Friday, July 27, 2012
This post marks the end of a nine-week readalong of The Stand by Stephen King. Thank you so much to those who decided to Standalong with me. I hope that you'll share your final thoughts on the book in the comments section or via the linky down below. This post will be a mixture of regular book post and some leading points.
Title: The Stand
Author: Stephen King
Published: 1978/1990; Pages: 1153
Narrator: Grover Gardener
Audio Duration: 47 hrs, 52 min
Genre: Epic Freaking Fiction
In Short: At the end of the world as we know it everyone's gotta take a stand.
Why I read/listened: Have always been curious about it but I started looking for The Stand seriously after learning it's one of Debi's favorite books. Knowing that I needed some motivation to actually get to it, I made it one of my 2012 "Things" and then enticed you all to join me. Smooches.
Thoughts in General: Right now as of 10:33 on Thursday night before this post published I liked this book. I wavered between a 4 and 4.5 rating but ultimately went with the 4.5 because I know that a year from now I'll still be thinking about this book. I spent two months with these characters and though I'm so glad to be finished with the book I still want to know what's going to happen next. The Stand is one of those books that will burrow under your skin and become a part of you...whether you want it to or not.

_Recorded data_:
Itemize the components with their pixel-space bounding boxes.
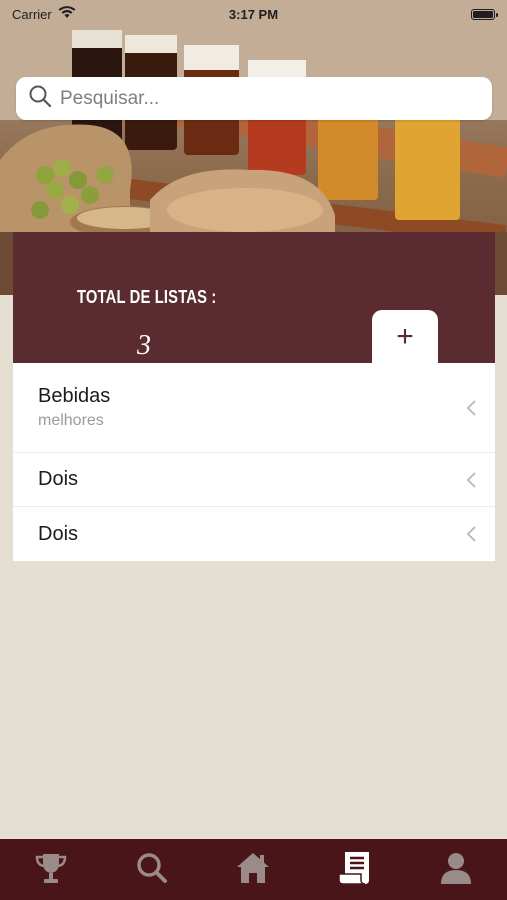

_Problem description_: From the blog post on The Stand, write out again the part that begins with the words containing "Friday, July 27, 2012" and ends with "join me. Smooches.", swapping "nine-week" for "two-month".

_Solution for this task_:
Friday, July 27, 2012
This post marks the end of a two-month readalong of The Stand by Stephen King. Thank you so much to those who decided to Standalong with me. I hope that you'll share your final thoughts on the book in the comments section or via the linky down below. This post will be a mixture of regular book post and some leading points.
Title: The Stand
Author: Stephen King
Published: 1978/1990; Pages: 1153
Narrator: Grover Gardener
Audio Duration: 47 hrs, 52 min
Genre: Epic Freaking Fiction
In Short: At the end of the world as we know it everyone's gotta take a stand.
Why I read/listened: Have always been curious about it but I started looking for The Stand seriously after learning it's one of Debi's favorite books. Knowing that I needed some motivation to actually get to it, I made it one of my 2012 "Things" and then enticed you all to join me. Smooches.